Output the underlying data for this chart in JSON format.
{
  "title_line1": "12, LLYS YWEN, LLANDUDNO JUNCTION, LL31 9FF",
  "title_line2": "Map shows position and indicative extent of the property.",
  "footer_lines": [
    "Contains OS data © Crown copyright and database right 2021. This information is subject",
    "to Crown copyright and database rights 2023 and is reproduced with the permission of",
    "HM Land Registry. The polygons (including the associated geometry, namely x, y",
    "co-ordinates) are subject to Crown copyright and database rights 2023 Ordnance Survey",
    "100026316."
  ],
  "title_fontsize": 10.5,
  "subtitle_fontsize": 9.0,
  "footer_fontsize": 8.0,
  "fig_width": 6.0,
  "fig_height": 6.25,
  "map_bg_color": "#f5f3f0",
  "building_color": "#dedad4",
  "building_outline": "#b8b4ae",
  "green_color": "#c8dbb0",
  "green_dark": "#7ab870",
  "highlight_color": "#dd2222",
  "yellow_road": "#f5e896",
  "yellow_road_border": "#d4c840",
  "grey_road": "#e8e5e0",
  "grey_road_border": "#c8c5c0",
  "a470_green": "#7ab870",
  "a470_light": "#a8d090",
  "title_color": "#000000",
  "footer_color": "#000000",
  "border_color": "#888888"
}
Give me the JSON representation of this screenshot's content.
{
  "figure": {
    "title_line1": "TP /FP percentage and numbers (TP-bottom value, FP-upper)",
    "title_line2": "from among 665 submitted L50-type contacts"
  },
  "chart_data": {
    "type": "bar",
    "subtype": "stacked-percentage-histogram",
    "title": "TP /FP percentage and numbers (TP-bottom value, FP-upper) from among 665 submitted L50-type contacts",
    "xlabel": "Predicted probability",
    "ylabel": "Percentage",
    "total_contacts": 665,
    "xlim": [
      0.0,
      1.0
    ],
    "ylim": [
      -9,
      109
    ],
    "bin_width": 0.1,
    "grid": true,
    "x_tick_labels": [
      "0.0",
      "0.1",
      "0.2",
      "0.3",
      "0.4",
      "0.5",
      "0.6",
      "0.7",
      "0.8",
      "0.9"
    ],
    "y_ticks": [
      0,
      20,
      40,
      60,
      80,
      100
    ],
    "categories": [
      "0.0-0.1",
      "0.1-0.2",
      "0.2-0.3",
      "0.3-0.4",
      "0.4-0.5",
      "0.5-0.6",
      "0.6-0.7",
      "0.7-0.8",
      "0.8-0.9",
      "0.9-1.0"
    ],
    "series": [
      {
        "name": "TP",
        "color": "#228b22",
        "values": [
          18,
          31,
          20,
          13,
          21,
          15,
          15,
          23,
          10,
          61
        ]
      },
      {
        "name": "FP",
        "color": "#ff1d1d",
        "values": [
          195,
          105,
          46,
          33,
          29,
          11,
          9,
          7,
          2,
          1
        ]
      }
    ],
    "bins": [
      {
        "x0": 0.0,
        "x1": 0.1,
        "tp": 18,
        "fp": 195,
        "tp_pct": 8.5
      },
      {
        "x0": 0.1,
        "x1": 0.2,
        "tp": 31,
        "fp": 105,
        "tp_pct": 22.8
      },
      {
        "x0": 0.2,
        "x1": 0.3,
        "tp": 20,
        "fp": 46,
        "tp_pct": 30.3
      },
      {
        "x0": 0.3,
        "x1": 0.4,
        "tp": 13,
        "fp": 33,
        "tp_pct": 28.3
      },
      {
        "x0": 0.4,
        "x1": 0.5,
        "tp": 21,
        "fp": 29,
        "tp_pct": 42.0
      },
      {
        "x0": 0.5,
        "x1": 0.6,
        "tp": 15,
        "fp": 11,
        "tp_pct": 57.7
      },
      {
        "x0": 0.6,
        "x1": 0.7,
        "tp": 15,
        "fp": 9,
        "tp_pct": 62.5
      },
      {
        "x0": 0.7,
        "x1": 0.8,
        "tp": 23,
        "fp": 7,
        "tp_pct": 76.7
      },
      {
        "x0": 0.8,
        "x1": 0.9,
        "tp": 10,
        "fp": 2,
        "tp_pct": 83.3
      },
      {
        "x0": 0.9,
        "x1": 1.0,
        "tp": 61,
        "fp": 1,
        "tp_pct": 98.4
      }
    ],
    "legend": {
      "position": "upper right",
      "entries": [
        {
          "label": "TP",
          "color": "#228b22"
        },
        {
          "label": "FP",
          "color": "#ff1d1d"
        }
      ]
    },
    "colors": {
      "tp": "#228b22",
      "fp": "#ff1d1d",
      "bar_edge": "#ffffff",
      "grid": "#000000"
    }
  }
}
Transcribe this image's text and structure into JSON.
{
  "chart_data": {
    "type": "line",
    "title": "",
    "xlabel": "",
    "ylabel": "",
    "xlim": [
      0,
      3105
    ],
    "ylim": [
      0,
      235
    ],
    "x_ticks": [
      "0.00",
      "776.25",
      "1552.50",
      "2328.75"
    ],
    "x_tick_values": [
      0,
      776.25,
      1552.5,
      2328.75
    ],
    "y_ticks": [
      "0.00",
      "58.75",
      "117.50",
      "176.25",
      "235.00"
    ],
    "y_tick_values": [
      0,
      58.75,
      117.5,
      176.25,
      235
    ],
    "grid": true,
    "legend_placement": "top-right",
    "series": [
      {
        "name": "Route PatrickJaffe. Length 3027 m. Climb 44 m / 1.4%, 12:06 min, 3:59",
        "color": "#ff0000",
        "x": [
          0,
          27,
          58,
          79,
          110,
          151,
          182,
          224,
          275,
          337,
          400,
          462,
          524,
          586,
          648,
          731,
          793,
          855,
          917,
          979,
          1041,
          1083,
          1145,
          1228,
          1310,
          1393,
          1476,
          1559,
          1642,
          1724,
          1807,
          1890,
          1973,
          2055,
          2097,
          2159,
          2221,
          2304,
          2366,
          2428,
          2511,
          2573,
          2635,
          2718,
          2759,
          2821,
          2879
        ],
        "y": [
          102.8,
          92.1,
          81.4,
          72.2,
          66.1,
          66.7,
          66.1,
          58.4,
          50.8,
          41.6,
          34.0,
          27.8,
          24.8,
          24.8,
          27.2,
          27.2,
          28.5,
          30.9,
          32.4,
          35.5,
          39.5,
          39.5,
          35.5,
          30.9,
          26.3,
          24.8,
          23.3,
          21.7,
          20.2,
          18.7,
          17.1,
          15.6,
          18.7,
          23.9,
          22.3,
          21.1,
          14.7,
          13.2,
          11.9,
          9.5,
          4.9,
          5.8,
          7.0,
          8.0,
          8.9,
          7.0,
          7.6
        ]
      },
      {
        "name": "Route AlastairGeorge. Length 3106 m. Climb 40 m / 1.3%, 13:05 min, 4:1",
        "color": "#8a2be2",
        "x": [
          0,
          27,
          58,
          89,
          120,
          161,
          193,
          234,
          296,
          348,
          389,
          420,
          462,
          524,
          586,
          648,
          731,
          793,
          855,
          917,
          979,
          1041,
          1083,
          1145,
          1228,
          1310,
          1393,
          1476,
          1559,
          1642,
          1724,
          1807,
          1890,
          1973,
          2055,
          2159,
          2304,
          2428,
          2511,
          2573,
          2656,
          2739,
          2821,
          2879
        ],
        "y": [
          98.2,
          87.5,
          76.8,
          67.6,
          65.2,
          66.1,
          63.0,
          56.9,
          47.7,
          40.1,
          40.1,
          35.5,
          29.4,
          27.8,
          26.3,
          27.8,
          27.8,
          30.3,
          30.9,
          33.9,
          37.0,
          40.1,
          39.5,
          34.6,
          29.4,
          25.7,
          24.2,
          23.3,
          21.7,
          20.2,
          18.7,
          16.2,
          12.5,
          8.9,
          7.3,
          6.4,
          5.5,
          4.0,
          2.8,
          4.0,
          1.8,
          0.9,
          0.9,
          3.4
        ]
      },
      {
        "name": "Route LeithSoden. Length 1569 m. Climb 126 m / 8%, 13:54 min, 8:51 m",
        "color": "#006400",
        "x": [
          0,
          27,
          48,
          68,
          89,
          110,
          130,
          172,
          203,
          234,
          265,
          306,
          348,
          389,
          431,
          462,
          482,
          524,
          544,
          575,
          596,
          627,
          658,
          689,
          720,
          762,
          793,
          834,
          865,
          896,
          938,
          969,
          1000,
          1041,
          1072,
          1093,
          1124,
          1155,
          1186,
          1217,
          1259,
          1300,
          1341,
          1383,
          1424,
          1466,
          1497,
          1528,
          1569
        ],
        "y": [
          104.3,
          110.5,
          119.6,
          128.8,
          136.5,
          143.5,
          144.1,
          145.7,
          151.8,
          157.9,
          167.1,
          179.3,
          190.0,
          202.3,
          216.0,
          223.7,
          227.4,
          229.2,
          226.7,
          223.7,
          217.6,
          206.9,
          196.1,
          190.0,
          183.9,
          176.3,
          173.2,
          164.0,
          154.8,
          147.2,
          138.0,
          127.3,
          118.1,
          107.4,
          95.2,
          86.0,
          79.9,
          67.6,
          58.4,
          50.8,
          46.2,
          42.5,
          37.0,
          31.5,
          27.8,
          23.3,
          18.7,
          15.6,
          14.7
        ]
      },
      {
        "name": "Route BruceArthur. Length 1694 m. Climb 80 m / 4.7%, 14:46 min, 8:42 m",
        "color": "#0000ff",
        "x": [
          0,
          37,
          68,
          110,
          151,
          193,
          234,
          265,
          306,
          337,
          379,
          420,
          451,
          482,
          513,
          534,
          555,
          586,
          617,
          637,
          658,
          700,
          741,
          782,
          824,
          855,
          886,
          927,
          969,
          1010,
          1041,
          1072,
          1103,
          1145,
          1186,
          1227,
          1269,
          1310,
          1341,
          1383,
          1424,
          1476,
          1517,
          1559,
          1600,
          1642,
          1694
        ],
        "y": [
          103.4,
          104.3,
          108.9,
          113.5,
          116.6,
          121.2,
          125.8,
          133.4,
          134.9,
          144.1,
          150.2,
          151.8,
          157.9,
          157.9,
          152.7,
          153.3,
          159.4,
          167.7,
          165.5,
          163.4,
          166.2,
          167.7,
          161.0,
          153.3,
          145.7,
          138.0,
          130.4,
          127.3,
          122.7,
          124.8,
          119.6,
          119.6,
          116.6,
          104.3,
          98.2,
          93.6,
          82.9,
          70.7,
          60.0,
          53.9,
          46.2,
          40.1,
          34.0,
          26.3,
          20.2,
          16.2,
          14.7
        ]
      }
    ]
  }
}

[Stated exercise]:
Search the lines above for the string "among", then show every one that has it.

[Expected answer]:
    "title_line2": "from among 665 submitted L50-type contacts"
    "title": "TP /FP percentage and numbers (TP-bottom value, FP-upper) from among 665 submitted L50-type contacts",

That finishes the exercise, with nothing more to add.